* DIRECTIONS FOR THIS TASK
Render the material again word for word, skipping the pictures in it.

◇ ◇ ◇

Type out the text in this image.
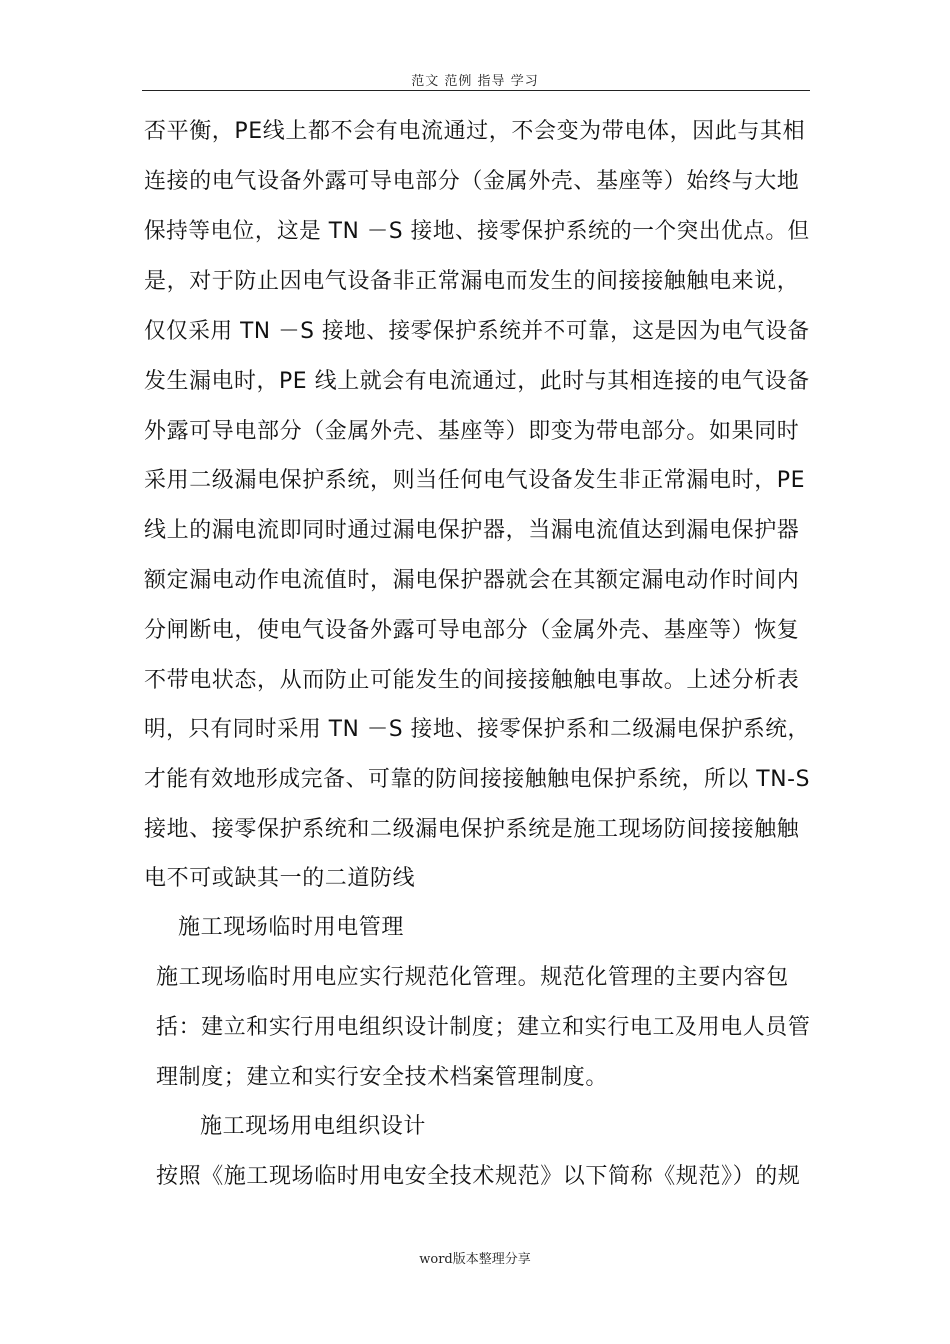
范文 范例 指导 学习
否平衡，PE线上都不会有电流通过，不会变为带电体，因此与其相
连接的电气设备外露可导电部分（金属外壳、基座等）始终与大地
保持等电位，这是 TN －S 接地、接零保护系统的一个突出优点。但
是，对于防止因电气设备非正常漏电而发生的间接接触触电来说，
仅仅采用 TN －S 接地、接零保护系统并不可靠，这是因为电气设备
发生漏电时，PE 线上就会有电流通过，此时与其相连接的电气设备
外露可导电部分（金属外壳、基座等）即变为带电部分。如果同时
采用二级漏电保护系统，则当任何电气设备发生非正常漏电时，PE
线上的漏电流即同时通过漏电保护器，当漏电流值达到漏电保护器
额定漏电动作电流值时，漏电保护器就会在其额定漏电动作时间内
分闸断电，使电气设备外露可导电部分（金属外壳、基座等）恢复
不带电状态，从而防止可能发生的间接接触触电事故。上述分析表
明，只有同时采用 TN －S 接地、接零保护系和二级漏电保护系统，
才能有效地形成完备、可靠的防间接接触触电保护系统，所以 TN-S
接地、接零保护系统和二级漏电保护系统是施工现场防间接接触触
电不可或缺其一的二道防线
施工现场临时用电管理
施工现场临时用电应实行规范化管理。规范化管理的主要内容包
括：建立和实行用电组织设计制度；建立和实行电工及用电人员管
理制度；建立和实行安全技术档案管理制度。
施工现场用电组织设计
按照《施工现场临时用电安全技术规范》以下简称《规范》）的规
word版本整理分享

◇ ◇ ◇

* FINISHED ANSWER
Type out the text in this image.
范文 范例 指导 学习
否平衡，PE线上都不会有电流通过，不会变为带电体，因此与其相
连接的电气设备外露可导电部分（金属外壳、基座等）始终与大地
保持等电位，这是 TN －S 接地、接零保护系统的一个突出优点。但
是，对于防止因电气设备非正常漏电而发生的间接接触触电来说，
仅仅采用 TN －S 接地、接零保护系统并不可靠，这是因为电气设备
发生漏电时，PE 线上就会有电流通过，此时与其相连接的电气设备
外露可导电部分（金属外壳、基座等）即变为带电部分。如果同时
采用二级漏电保护系统，则当任何电气设备发生非正常漏电时，PE
线上的漏电流即同时通过漏电保护器，当漏电流值达到漏电保护器
额定漏电动作电流值时，漏电保护器就会在其额定漏电动作时间内
分闸断电，使电气设备外露可导电部分（金属外壳、基座等）恢复
不带电状态，从而防止可能发生的间接接触触电事故。上述分析表
明，只有同时采用 TN －S 接地、接零保护系和二级漏电保护系统，
才能有效地形成完备、可靠的防间接接触触电保护系统，所以 TN-S
接地、接零保护系统和二级漏电保护系统是施工现场防间接接触触
电不可或缺其一的二道防线
施工现场临时用电管理
施工现场临时用电应实行规范化管理。规范化管理的主要内容包
括：建立和实行用电组织设计制度；建立和实行电工及用电人员管
理制度；建立和实行安全技术档案管理制度。
施工现场用电组织设计
按照《施工现场临时用电安全技术规范》以下简称《规范》）的规
word版本整理分享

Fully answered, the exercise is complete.